### WRITTEN REQUEST
Exactly as they appear, output all of the entries.
**** AVAILABLE DATA
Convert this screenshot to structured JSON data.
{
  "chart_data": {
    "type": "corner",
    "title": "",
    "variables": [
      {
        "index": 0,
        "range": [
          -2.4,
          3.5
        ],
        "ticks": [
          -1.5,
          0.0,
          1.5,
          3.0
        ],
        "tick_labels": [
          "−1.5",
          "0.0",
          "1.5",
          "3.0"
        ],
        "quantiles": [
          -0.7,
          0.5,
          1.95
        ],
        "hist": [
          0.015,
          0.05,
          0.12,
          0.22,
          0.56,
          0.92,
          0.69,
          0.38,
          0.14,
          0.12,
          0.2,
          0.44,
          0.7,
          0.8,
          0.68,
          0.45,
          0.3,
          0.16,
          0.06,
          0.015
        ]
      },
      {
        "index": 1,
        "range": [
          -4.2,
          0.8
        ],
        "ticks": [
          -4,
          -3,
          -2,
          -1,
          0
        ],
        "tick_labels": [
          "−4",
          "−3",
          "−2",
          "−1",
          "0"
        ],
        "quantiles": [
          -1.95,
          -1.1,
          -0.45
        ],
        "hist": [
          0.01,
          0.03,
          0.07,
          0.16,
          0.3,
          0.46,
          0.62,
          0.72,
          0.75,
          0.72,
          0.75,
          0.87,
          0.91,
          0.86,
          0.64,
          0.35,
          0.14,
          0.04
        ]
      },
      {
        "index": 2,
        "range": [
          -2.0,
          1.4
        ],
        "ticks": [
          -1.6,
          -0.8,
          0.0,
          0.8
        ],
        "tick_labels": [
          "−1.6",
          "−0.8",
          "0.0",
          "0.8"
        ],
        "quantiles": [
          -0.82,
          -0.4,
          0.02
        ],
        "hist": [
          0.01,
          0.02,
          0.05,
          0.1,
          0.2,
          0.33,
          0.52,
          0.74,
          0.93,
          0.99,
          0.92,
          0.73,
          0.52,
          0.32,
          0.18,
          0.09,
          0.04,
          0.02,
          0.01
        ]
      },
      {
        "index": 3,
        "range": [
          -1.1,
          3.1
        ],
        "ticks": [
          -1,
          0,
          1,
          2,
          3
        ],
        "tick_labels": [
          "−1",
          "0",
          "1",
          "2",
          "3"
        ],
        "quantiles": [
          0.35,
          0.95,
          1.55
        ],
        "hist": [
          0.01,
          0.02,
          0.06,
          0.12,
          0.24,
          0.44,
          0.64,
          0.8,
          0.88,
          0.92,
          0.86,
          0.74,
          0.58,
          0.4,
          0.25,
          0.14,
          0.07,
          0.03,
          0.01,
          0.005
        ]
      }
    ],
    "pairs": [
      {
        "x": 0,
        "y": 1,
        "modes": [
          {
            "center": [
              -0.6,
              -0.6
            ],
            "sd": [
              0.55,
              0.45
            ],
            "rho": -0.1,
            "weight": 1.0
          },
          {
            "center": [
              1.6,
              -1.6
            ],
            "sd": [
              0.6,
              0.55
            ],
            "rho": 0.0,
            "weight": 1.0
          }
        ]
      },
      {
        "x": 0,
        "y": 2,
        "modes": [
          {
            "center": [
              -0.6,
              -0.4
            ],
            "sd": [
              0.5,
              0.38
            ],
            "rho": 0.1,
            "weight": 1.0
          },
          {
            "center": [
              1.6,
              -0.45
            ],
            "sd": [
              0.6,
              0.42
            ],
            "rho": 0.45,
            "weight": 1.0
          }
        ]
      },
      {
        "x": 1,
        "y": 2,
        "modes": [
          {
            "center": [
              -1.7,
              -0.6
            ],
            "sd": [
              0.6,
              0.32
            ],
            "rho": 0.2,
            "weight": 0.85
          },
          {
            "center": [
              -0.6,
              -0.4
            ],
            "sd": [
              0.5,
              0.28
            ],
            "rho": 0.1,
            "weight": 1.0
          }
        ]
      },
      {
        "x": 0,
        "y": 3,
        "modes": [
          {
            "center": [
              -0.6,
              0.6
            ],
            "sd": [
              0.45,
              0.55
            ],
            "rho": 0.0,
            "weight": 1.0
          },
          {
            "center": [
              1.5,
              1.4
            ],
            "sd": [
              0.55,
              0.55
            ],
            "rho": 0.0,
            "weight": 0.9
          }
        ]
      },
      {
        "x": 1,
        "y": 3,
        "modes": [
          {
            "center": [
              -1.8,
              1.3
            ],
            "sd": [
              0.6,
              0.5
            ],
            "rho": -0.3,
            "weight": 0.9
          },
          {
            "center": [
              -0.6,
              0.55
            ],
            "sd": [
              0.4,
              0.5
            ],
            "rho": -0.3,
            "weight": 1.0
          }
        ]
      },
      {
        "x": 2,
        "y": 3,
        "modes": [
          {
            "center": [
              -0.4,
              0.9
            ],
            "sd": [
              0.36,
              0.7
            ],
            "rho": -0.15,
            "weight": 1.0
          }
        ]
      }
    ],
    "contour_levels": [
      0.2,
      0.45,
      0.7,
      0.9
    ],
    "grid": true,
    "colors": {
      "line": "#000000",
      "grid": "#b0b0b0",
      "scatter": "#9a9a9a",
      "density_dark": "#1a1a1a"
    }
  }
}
********
### CORRECT ANSWER
Convert this screenshot to structured JSON data.
{
  "chart_data": {
    "type": "corner",
    "title": "",
    "variables": [
      {
        "index": 0,
        "range": [
          -2.4,
          3.5
        ],
        "ticks": [
          -1.5,
          0.0,
          1.5,
          3.0
        ],
        "tick_labels": [
          "−1.5",
          "0.0",
          "1.5",
          "3.0"
        ],
        "quantiles": [
          -0.7,
          0.5,
          1.95
        ],
        "hist": [
          0.015,
          0.05,
          0.12,
          0.22,
          0.56,
          0.92,
          0.69,
          0.38,
          0.14,
          0.12,
          0.2,
          0.44,
          0.7,
          0.8,
          0.68,
          0.45,
          0.3,
          0.16,
          0.06,
          0.015
        ]
      },
      {
        "index": 1,
        "range": [
          -4.2,
          0.8
        ],
        "ticks": [
          -4,
          -3,
          -2,
          -1,
          0
        ],
        "tick_labels": [
          "−4",
          "−3",
          "−2",
          "−1",
          "0"
        ],
        "quantiles": [
          -1.95,
          -1.1,
          -0.45
        ],
        "hist": [
          0.01,
          0.03,
          0.07,
          0.16,
          0.3,
          0.46,
          0.62,
          0.72,
          0.75,
          0.72,
          0.75,
          0.87,
          0.91,
          0.86,
          0.64,
          0.35,
          0.14,
          0.04
        ]
      },
      {
        "index": 2,
        "range": [
          -2.0,
          1.4
        ],
        "ticks": [
          -1.6,
          -0.8,
          0.0,
          0.8
        ],
        "tick_labels": [
          "−1.6",
          "−0.8",
          "0.0",
          "0.8"
        ],
        "quantiles": [
          -0.82,
          -0.4,
          0.02
        ],
        "hist": [
          0.01,
          0.02,
          0.05,
          0.1,
          0.2,
          0.33,
          0.52,
          0.74,
          0.93,
          0.99,
          0.92,
          0.73,
          0.52,
          0.32,
          0.18,
          0.09,
          0.04,
          0.02,
          0.01
        ]
      },
      {
        "index": 3,
        "range": [
          -1.1,
          3.1
        ],
        "ticks": [
          -1,
          0,
          1,
          2,
          3
        ],
        "tick_labels": [
          "−1",
          "0",
          "1",
          "2",
          "3"
        ],
        "quantiles": [
          0.35,
          0.95,
          1.55
        ],
        "hist": [
          0.01,
          0.02,
          0.06,
          0.12,
          0.24,
          0.44,
          0.64,
          0.8,
          0.88,
          0.92,
          0.86,
          0.74,
          0.58,
          0.4,
          0.25,
          0.14,
          0.07,
          0.03,
          0.01,
          0.005
        ]
      }
    ],
    "pairs": [
      {
        "x": 0,
        "y": 1,
        "modes": [
          {
            "center": [
              -0.6,
              -0.6
            ],
            "sd": [
              0.55,
              0.45
            ],
            "rho": -0.1,
            "weight": 1.0
          },
          {
            "center": [
              1.6,
              -1.6
            ],
            "sd": [
              0.6,
              0.55
            ],
            "rho": 0.0,
            "weight": 1.0
          }
        ]
      },
      {
        "x": 0,
        "y": 2,
        "modes": [
          {
            "center": [
              -0.6,
              -0.4
            ],
            "sd": [
              0.5,
              0.38
            ],
            "rho": 0.1,
            "weight": 1.0
          },
          {
            "center": [
              1.6,
              -0.45
            ],
            "sd": [
              0.6,
              0.42
            ],
            "rho": 0.45,
            "weight": 1.0
          }
        ]
      },
      {
        "x": 1,
        "y": 2,
        "modes": [
          {
            "center": [
              -1.7,
              -0.6
            ],
            "sd": [
              0.6,
              0.32
            ],
            "rho": 0.2,
            "weight": 0.85
          },
          {
            "center": [
              -0.6,
              -0.4
            ],
            "sd": [
              0.5,
              0.28
            ],
            "rho": 0.1,
            "weight": 1.0
          }
        ]
      },
      {
        "x": 0,
        "y": 3,
        "modes": [
          {
            "center": [
              -0.6,
              0.6
            ],
            "sd": [
              0.45,
              0.55
            ],
            "rho": 0.0,
            "weight": 1.0
          },
          {
            "center": [
              1.5,
              1.4
            ],
            "sd": [
              0.55,
              0.55
            ],
            "rho": 0.0,
            "weight": 0.9
          }
        ]
      },
      {
        "x": 1,
        "y": 3,
        "modes": [
          {
            "center": [
              -1.8,
              1.3
            ],
            "sd": [
              0.6,
              0.5
            ],
            "rho": -0.3,
            "weight": 0.9
          },
          {
            "center": [
              -0.6,
              0.55
            ],
            "sd": [
              0.4,
              0.5
            ],
            "rho": -0.3,
            "weight": 1.0
          }
        ]
      },
      {
        "x": 2,
        "y": 3,
        "modes": [
          {
            "center": [
              -0.4,
              0.9
            ],
            "sd": [
              0.36,
              0.7
            ],
            "rho": -0.15,
            "weight": 1.0
          }
        ]
      }
    ],
    "contour_levels": [
      0.2,
      0.45,
      0.7,
      0.9
    ],
    "grid": true,
    "colors": {
      "line": "#000000",
      "grid": "#b0b0b0",
      "scatter": "#9a9a9a",
      "density_dark": "#1a1a1a"
    }
  }
}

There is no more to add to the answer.